▶ Aim
Reproduce the following items line for line, with no changes.
----------------------------------------
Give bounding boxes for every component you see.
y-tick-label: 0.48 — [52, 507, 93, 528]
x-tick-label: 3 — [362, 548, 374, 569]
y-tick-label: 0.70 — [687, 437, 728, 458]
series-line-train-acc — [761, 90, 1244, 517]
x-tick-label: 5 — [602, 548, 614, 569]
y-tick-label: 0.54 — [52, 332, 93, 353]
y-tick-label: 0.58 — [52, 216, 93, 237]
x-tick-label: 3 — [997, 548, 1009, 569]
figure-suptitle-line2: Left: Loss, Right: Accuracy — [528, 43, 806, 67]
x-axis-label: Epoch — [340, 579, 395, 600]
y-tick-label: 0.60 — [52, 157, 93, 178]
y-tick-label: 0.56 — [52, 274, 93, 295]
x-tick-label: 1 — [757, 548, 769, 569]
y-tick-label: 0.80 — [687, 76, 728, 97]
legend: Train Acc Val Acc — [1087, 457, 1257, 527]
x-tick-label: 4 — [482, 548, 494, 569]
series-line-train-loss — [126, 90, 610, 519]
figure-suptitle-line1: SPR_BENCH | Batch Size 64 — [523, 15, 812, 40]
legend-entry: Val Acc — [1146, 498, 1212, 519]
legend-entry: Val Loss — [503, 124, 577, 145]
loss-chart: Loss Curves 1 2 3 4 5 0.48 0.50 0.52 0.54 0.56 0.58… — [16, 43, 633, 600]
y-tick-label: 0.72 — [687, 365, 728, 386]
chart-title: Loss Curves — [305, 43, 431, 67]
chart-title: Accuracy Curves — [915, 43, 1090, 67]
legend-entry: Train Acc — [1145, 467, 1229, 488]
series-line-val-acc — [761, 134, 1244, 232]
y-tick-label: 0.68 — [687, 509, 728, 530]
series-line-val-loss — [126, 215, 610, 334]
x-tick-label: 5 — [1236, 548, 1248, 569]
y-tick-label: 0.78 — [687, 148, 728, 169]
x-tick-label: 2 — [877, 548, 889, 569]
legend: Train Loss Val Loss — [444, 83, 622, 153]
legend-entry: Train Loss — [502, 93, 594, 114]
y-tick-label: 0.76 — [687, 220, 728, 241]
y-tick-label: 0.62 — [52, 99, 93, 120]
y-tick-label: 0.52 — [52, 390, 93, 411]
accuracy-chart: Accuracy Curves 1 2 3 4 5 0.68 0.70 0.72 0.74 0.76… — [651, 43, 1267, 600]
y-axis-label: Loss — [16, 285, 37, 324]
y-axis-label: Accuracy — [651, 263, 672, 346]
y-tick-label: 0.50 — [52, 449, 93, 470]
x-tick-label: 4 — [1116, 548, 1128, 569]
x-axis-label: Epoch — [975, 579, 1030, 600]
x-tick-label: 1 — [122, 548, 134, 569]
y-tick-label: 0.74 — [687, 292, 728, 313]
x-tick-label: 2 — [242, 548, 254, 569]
----------------------------------------
▶ Problem solution
Give bounding boxes for every component you see.
y-tick-label: 0.48 — [52, 507, 93, 528]
x-tick-label: 3 — [362, 548, 374, 569]
y-tick-label: 0.70 — [687, 437, 728, 458]
series-line-train-acc — [761, 90, 1244, 517]
x-tick-label: 5 — [602, 548, 614, 569]
y-tick-label: 0.54 — [52, 332, 93, 353]
y-tick-label: 0.58 — [52, 216, 93, 237]
x-tick-label: 3 — [997, 548, 1009, 569]
figure-suptitle-line2: Left: Loss, Right: Accuracy — [528, 43, 806, 67]
x-axis-label: Epoch — [340, 579, 395, 600]
y-tick-label: 0.60 — [52, 157, 93, 178]
y-tick-label: 0.56 — [52, 274, 93, 295]
x-tick-label: 1 — [757, 548, 769, 569]
y-tick-label: 0.80 — [687, 76, 728, 97]
legend: Train Acc Val Acc — [1087, 457, 1257, 527]
x-tick-label: 4 — [482, 548, 494, 569]
series-line-train-loss — [126, 90, 610, 519]
figure-suptitle-line1: SPR_BENCH | Batch Size 64 — [523, 15, 812, 40]
legend-entry: Val Acc — [1146, 498, 1212, 519]
legend-entry: Val Loss — [503, 124, 577, 145]
loss-chart: Loss Curves 1 2 3 4 5 0.48 0.50 0.52 0.54 0.56 0.58… — [16, 43, 633, 600]
y-tick-label: 0.72 — [687, 365, 728, 386]
chart-title: Loss Curves — [305, 43, 431, 67]
chart-title: Accuracy Curves — [915, 43, 1090, 67]
legend-entry: Train Acc — [1145, 467, 1229, 488]
series-line-val-acc — [761, 134, 1244, 232]
y-tick-label: 0.68 — [687, 509, 728, 530]
series-line-val-loss — [126, 215, 610, 334]
x-tick-label: 5 — [1236, 548, 1248, 569]
y-tick-label: 0.78 — [687, 148, 728, 169]
x-tick-label: 2 — [877, 548, 889, 569]
legend: Train Loss Val Loss — [444, 83, 622, 153]
legend-entry: Train Loss — [502, 93, 594, 114]
y-tick-label: 0.76 — [687, 220, 728, 241]
y-tick-label: 0.62 — [52, 99, 93, 120]
y-tick-label: 0.52 — [52, 390, 93, 411]
accuracy-chart: Accuracy Curves 1 2 3 4 5 0.68 0.70 0.72 0.74 0.76… — [651, 43, 1267, 600]
y-axis-label: Loss — [16, 285, 37, 324]
y-axis-label: Accuracy — [651, 263, 672, 346]
y-tick-label: 0.50 — [52, 449, 93, 470]
x-tick-label: 4 — [1116, 548, 1128, 569]
x-axis-label: Epoch — [975, 579, 1030, 600]
x-tick-label: 1 — [122, 548, 134, 569]
y-tick-label: 0.74 — [687, 292, 728, 313]
x-tick-label: 2 — [242, 548, 254, 569]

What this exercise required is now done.